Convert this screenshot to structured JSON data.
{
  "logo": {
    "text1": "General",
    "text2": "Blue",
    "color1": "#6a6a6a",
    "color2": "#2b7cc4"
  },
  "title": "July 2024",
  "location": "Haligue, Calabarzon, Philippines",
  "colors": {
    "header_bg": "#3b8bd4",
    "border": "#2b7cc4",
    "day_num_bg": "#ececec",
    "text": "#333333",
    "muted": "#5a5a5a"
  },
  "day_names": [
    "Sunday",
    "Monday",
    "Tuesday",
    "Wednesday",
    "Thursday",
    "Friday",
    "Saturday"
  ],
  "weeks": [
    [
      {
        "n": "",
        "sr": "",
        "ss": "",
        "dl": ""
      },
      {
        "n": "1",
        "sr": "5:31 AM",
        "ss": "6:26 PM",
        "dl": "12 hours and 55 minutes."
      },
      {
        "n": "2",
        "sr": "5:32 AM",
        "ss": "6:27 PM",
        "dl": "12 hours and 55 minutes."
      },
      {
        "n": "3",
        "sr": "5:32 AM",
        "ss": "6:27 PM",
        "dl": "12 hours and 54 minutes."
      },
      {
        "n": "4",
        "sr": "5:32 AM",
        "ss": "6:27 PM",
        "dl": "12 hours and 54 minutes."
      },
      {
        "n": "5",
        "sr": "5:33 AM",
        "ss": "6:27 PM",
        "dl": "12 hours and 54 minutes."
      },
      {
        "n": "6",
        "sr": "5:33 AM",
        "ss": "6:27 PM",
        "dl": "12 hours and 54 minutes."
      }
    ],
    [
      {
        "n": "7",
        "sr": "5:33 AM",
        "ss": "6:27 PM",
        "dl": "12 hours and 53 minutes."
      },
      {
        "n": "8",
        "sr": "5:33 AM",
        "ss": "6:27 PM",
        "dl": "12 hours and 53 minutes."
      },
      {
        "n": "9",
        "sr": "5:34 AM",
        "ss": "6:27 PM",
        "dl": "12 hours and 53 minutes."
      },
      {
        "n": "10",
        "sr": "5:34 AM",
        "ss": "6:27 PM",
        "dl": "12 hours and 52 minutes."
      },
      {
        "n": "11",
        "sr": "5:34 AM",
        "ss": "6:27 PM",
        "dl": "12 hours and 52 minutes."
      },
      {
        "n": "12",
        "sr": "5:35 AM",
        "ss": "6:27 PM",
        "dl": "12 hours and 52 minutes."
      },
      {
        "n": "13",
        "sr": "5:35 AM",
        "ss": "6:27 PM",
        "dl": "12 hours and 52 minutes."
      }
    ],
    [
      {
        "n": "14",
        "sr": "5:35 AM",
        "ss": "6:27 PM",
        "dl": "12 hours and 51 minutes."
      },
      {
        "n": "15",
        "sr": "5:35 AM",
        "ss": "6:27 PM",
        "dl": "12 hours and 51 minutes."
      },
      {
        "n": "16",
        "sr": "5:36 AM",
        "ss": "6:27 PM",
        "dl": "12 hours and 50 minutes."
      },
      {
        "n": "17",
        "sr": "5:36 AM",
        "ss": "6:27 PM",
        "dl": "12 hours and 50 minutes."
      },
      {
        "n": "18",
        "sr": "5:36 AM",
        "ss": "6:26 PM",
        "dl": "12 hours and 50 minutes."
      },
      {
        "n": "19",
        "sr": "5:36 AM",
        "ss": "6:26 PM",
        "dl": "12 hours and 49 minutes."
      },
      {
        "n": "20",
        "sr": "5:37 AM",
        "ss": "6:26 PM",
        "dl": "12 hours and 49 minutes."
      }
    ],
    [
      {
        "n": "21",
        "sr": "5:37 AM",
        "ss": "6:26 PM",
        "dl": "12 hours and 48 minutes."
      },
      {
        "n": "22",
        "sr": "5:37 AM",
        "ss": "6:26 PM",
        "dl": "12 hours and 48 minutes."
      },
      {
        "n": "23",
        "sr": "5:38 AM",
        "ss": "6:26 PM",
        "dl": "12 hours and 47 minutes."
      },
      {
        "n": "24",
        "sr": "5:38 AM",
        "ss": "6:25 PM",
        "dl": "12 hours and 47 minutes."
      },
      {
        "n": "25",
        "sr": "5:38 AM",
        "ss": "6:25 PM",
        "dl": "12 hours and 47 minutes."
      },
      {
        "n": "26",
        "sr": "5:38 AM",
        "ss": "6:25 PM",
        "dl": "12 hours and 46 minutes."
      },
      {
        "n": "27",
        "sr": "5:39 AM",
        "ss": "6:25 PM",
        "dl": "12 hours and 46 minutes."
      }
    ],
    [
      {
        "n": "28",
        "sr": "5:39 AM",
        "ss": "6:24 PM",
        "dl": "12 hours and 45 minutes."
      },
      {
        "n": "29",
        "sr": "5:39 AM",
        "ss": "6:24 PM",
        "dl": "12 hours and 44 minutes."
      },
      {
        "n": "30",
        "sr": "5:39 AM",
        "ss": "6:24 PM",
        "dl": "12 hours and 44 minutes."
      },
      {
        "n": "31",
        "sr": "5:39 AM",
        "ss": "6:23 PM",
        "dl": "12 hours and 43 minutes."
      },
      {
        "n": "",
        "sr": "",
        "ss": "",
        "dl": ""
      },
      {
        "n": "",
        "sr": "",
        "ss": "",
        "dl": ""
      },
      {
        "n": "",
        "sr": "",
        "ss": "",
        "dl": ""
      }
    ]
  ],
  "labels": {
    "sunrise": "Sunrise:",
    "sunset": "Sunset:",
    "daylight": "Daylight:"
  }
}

◆ To be done
Emit the records above again, exactly, with no line skipped.

◆ Answer to the task
Convert this screenshot to structured JSON data.
{
  "logo": {
    "text1": "General",
    "text2": "Blue",
    "color1": "#6a6a6a",
    "color2": "#2b7cc4"
  },
  "title": "July 2024",
  "location": "Haligue, Calabarzon, Philippines",
  "colors": {
    "header_bg": "#3b8bd4",
    "border": "#2b7cc4",
    "day_num_bg": "#ececec",
    "text": "#333333",
    "muted": "#5a5a5a"
  },
  "day_names": [
    "Sunday",
    "Monday",
    "Tuesday",
    "Wednesday",
    "Thursday",
    "Friday",
    "Saturday"
  ],
  "weeks": [
    [
      {
        "n": "",
        "sr": "",
        "ss": "",
        "dl": ""
      },
      {
        "n": "1",
        "sr": "5:31 AM",
        "ss": "6:26 PM",
        "dl": "12 hours and 55 minutes."
      },
      {
        "n": "2",
        "sr": "5:32 AM",
        "ss": "6:27 PM",
        "dl": "12 hours and 55 minutes."
      },
      {
        "n": "3",
        "sr": "5:32 AM",
        "ss": "6:27 PM",
        "dl": "12 hours and 54 minutes."
      },
      {
        "n": "4",
        "sr": "5:32 AM",
        "ss": "6:27 PM",
        "dl": "12 hours and 54 minutes."
      },
      {
        "n": "5",
        "sr": "5:33 AM",
        "ss": "6:27 PM",
        "dl": "12 hours and 54 minutes."
      },
      {
        "n": "6",
        "sr": "5:33 AM",
        "ss": "6:27 PM",
        "dl": "12 hours and 54 minutes."
      }
    ],
    [
      {
        "n": "7",
        "sr": "5:33 AM",
        "ss": "6:27 PM",
        "dl": "12 hours and 53 minutes."
      },
      {
        "n": "8",
        "sr": "5:33 AM",
        "ss": "6:27 PM",
        "dl": "12 hours and 53 minutes."
      },
      {
        "n": "9",
        "sr": "5:34 AM",
        "ss": "6:27 PM",
        "dl": "12 hours and 53 minutes."
      },
      {
        "n": "10",
        "sr": "5:34 AM",
        "ss": "6:27 PM",
        "dl": "12 hours and 52 minutes."
      },
      {
        "n": "11",
        "sr": "5:34 AM",
        "ss": "6:27 PM",
        "dl": "12 hours and 52 minutes."
      },
      {
        "n": "12",
        "sr": "5:35 AM",
        "ss": "6:27 PM",
        "dl": "12 hours and 52 minutes."
      },
      {
        "n": "13",
        "sr": "5:35 AM",
        "ss": "6:27 PM",
        "dl": "12 hours and 52 minutes."
      }
    ],
    [
      {
        "n": "14",
        "sr": "5:35 AM",
        "ss": "6:27 PM",
        "dl": "12 hours and 51 minutes."
      },
      {
        "n": "15",
        "sr": "5:35 AM",
        "ss": "6:27 PM",
        "dl": "12 hours and 51 minutes."
      },
      {
        "n": "16",
        "sr": "5:36 AM",
        "ss": "6:27 PM",
        "dl": "12 hours and 50 minutes."
      },
      {
        "n": "17",
        "sr": "5:36 AM",
        "ss": "6:27 PM",
        "dl": "12 hours and 50 minutes."
      },
      {
        "n": "18",
        "sr": "5:36 AM",
        "ss": "6:26 PM",
        "dl": "12 hours and 50 minutes."
      },
      {
        "n": "19",
        "sr": "5:36 AM",
        "ss": "6:26 PM",
        "dl": "12 hours and 49 minutes."
      },
      {
        "n": "20",
        "sr": "5:37 AM",
        "ss": "6:26 PM",
        "dl": "12 hours and 49 minutes."
      }
    ],
    [
      {
        "n": "21",
        "sr": "5:37 AM",
        "ss": "6:26 PM",
        "dl": "12 hours and 48 minutes."
      },
      {
        "n": "22",
        "sr": "5:37 AM",
        "ss": "6:26 PM",
        "dl": "12 hours and 48 minutes."
      },
      {
        "n": "23",
        "sr": "5:38 AM",
        "ss": "6:26 PM",
        "dl": "12 hours and 47 minutes."
      },
      {
        "n": "24",
        "sr": "5:38 AM",
        "ss": "6:25 PM",
        "dl": "12 hours and 47 minutes."
      },
      {
        "n": "25",
        "sr": "5:38 AM",
        "ss": "6:25 PM",
        "dl": "12 hours and 47 minutes."
      },
      {
        "n": "26",
        "sr": "5:38 AM",
        "ss": "6:25 PM",
        "dl": "12 hours and 46 minutes."
      },
      {
        "n": "27",
        "sr": "5:39 AM",
        "ss": "6:25 PM",
        "dl": "12 hours and 46 minutes."
      }
    ],
    [
      {
        "n": "28",
        "sr": "5:39 AM",
        "ss": "6:24 PM",
        "dl": "12 hours and 45 minutes."
      },
      {
        "n": "29",
        "sr": "5:39 AM",
        "ss": "6:24 PM",
        "dl": "12 hours and 44 minutes."
      },
      {
        "n": "30",
        "sr": "5:39 AM",
        "ss": "6:24 PM",
        "dl": "12 hours and 44 minutes."
      },
      {
        "n": "31",
        "sr": "5:39 AM",
        "ss": "6:23 PM",
        "dl": "12 hours and 43 minutes."
      },
      {
        "n": "",
        "sr": "",
        "ss": "",
        "dl": ""
      },
      {
        "n": "",
        "sr": "",
        "ss": "",
        "dl": ""
      },
      {
        "n": "",
        "sr": "",
        "ss": "",
        "dl": ""
      }
    ]
  ],
  "labels": {
    "sunrise": "Sunrise:",
    "sunset": "Sunset:",
    "daylight": "Daylight:"
  }
}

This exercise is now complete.